— What is required —
Return every line of the material exactly.

— Source data —

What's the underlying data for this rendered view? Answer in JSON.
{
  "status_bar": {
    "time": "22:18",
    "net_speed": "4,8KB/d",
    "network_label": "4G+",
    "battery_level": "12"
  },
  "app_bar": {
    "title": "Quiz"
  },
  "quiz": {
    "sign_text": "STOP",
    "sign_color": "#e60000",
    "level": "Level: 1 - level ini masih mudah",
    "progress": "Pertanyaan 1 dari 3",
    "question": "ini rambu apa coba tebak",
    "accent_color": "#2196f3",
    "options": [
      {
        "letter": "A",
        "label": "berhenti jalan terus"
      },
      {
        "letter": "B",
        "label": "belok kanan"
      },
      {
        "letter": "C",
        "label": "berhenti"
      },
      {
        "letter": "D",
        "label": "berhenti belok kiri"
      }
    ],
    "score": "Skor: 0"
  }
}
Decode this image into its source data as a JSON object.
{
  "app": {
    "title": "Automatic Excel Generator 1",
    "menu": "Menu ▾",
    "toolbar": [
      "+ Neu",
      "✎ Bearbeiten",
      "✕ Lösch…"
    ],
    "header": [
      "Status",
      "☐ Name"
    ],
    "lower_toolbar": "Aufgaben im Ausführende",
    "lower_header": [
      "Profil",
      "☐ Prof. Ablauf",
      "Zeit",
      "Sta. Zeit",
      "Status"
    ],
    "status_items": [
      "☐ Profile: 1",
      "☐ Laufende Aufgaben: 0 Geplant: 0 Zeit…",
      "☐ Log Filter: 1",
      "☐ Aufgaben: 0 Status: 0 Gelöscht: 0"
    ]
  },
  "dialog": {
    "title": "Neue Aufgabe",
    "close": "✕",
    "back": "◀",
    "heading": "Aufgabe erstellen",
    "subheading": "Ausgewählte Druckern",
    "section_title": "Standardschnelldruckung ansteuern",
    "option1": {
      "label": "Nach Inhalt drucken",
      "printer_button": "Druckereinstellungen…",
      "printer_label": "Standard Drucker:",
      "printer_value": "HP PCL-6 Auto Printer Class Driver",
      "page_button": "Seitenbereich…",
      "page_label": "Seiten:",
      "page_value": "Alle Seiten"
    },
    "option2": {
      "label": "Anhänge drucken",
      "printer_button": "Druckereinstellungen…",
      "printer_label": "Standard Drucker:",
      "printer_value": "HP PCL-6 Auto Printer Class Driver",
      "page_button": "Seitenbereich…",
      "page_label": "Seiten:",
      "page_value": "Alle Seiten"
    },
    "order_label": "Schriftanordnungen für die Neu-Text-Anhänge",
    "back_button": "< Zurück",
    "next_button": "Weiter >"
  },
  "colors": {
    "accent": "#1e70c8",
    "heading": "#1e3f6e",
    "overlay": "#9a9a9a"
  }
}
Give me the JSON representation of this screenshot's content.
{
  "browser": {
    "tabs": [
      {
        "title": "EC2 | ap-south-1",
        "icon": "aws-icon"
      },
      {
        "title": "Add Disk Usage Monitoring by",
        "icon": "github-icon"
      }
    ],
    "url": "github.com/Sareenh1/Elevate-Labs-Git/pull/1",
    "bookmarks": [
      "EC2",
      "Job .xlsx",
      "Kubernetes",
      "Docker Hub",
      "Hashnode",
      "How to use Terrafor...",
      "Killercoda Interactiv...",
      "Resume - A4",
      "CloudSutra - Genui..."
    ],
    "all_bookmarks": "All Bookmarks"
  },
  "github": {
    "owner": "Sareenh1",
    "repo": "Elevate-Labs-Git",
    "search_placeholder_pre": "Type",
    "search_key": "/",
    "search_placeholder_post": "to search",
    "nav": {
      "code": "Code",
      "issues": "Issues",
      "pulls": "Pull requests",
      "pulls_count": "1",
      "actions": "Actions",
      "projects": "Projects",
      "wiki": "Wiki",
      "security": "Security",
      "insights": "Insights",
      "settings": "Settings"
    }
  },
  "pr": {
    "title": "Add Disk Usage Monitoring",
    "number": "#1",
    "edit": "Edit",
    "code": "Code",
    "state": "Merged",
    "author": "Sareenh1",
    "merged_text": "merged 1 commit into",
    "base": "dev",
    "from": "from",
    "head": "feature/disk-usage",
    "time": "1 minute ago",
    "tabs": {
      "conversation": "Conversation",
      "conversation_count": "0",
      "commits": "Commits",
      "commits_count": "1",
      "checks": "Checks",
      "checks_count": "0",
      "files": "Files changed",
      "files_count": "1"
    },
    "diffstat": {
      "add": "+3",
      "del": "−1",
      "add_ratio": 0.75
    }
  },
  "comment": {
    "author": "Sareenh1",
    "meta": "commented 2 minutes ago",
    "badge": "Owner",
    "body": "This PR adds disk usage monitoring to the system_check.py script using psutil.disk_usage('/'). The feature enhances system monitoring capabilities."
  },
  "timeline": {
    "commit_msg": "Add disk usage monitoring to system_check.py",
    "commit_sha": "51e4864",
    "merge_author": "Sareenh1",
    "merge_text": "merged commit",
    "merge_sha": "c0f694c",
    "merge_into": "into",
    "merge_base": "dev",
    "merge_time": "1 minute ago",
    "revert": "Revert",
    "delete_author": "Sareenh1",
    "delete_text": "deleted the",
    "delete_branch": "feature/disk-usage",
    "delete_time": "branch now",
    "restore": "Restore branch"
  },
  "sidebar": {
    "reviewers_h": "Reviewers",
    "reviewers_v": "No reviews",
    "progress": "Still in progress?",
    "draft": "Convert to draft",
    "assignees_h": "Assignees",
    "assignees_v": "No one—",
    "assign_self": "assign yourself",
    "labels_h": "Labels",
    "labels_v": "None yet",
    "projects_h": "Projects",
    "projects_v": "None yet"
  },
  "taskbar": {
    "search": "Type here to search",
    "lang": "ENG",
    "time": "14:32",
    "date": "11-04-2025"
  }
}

— Exercise answer —
What's the underlying data for this rendered view? Answer in JSON.
{
  "status_bar": {
    "time": "22:18",
    "net_speed": "4,8KB/d",
    "network_label": "4G+",
    "battery_level": "12"
  },
  "app_bar": {
    "title": "Quiz"
  },
  "quiz": {
    "sign_text": "STOP",
    "sign_color": "#e60000",
    "level": "Level: 1 - level ini masih mudah",
    "progress": "Pertanyaan 1 dari 3",
    "question": "ini rambu apa coba tebak",
    "accent_color": "#2196f3",
    "options": [
      {
        "letter": "A",
        "label": "berhenti jalan terus"
      },
      {
        "letter": "B",
        "label": "belok kanan"
      },
      {
        "letter": "C",
        "label": "berhenti"
      },
      {
        "letter": "D",
        "label": "berhenti belok kiri"
      }
    ],
    "score": "Skor: 0"
  }
}
Decode this image into its source data as a JSON object.
{
  "app": {
    "title": "Automatic Excel Generator 1",
    "menu": "Menu ▾",
    "toolbar": [
      "+ Neu",
      "✎ Bearbeiten",
      "✕ Lösch…"
    ],
    "header": [
      "Status",
      "☐ Name"
    ],
    "lower_toolbar": "Aufgaben im Ausführende",
    "lower_header": [
      "Profil",
      "☐ Prof. Ablauf",
      "Zeit",
      "Sta. Zeit",
      "Status"
    ],
    "status_items": [
      "☐ Profile: 1",
      "☐ Laufende Aufgaben: 0 Geplant: 0 Zeit…",
      "☐ Log Filter: 1",
      "☐ Aufgaben: 0 Status: 0 Gelöscht: 0"
    ]
  },
  "dialog": {
    "title": "Neue Aufgabe",
    "close": "✕",
    "back": "◀",
    "heading": "Aufgabe erstellen",
    "subheading": "Ausgewählte Druckern",
    "section_title": "Standardschnelldruckung ansteuern",
    "option1": {
      "label": "Nach Inhalt drucken",
      "printer_button": "Druckereinstellungen…",
      "printer_label": "Standard Drucker:",
      "printer_value": "HP PCL-6 Auto Printer Class Driver",
      "page_button": "Seitenbereich…",
      "page_label": "Seiten:",
      "page_value": "Alle Seiten"
    },
    "option2": {
      "label": "Anhänge drucken",
      "printer_button": "Druckereinstellungen…",
      "printer_label": "Standard Drucker:",
      "printer_value": "HP PCL-6 Auto Printer Class Driver",
      "page_button": "Seitenbereich…",
      "page_label": "Seiten:",
      "page_value": "Alle Seiten"
    },
    "order_label": "Schriftanordnungen für die Neu-Text-Anhänge",
    "back_button": "< Zurück",
    "next_button": "Weiter >"
  },
  "colors": {
    "accent": "#1e70c8",
    "heading": "#1e3f6e",
    "overlay": "#9a9a9a"
  }
}
Give me the JSON representation of this screenshot's content.
{
  "browser": {
    "tabs": [
      {
        "title": "EC2 | ap-south-1",
        "icon": "aws-icon"
      },
      {
        "title": "Add Disk Usage Monitoring by",
        "icon": "github-icon"
      }
    ],
    "url": "github.com/Sareenh1/Elevate-Labs-Git/pull/1",
    "bookmarks": [
      "EC2",
      "Job .xlsx",
      "Kubernetes",
      "Docker Hub",
      "Hashnode",
      "How to use Terrafor...",
      "Killercoda Interactiv...",
      "Resume - A4",
      "CloudSutra - Genui..."
    ],
    "all_bookmarks": "All Bookmarks"
  },
  "github": {
    "owner": "Sareenh1",
    "repo": "Elevate-Labs-Git",
    "search_placeholder_pre": "Type",
    "search_key": "/",
    "search_placeholder_post": "to search",
    "nav": {
      "code": "Code",
      "issues": "Issues",
      "pulls": "Pull requests",
      "pulls_count": "1",
      "actions": "Actions",
      "projects": "Projects",
      "wiki": "Wiki",
      "security": "Security",
      "insights": "Insights",
      "settings": "Settings"
    }
  },
  "pr": {
    "title": "Add Disk Usage Monitoring",
    "number": "#1",
    "edit": "Edit",
    "code": "Code",
    "state": "Merged",
    "author": "Sareenh1",
    "merged_text": "merged 1 commit into",
    "base": "dev",
    "from": "from",
    "head": "feature/disk-usage",
    "time": "1 minute ago",
    "tabs": {
      "conversation": "Conversation",
      "conversation_count": "0",
      "commits": "Commits",
      "commits_count": "1",
      "checks": "Checks",
      "checks_count": "0",
      "files": "Files changed",
      "files_count": "1"
    },
    "diffstat": {
      "add": "+3",
      "del": "−1",
      "add_ratio": 0.75
    }
  },
  "comment": {
    "author": "Sareenh1",
    "meta": "commented 2 minutes ago",
    "badge": "Owner",
    "body": "This PR adds disk usage monitoring to the system_check.py script using psutil.disk_usage('/'). The feature enhances system monitoring capabilities."
  },
  "timeline": {
    "commit_msg": "Add disk usage monitoring to system_check.py",
    "commit_sha": "51e4864",
    "merge_author": "Sareenh1",
    "merge_text": "merged commit",
    "merge_sha": "c0f694c",
    "merge_into": "into",
    "merge_base": "dev",
    "merge_time": "1 minute ago",
    "revert": "Revert",
    "delete_author": "Sareenh1",
    "delete_text": "deleted the",
    "delete_branch": "feature/disk-usage",
    "delete_time": "branch now",
    "restore": "Restore branch"
  },
  "sidebar": {
    "reviewers_h": "Reviewers",
    "reviewers_v": "No reviews",
    "progress": "Still in progress?",
    "draft": "Convert to draft",
    "assignees_h": "Assignees",
    "assignees_v": "No one—",
    "assign_self": "assign yourself",
    "labels_h": "Labels",
    "labels_v": "None yet",
    "projects_h": "Projects",
    "projects_v": "None yet"
  },
  "taskbar": {
    "search": "Type here to search",
    "lang": "ENG",
    "time": "14:32",
    "date": "11-04-2025"
  }
}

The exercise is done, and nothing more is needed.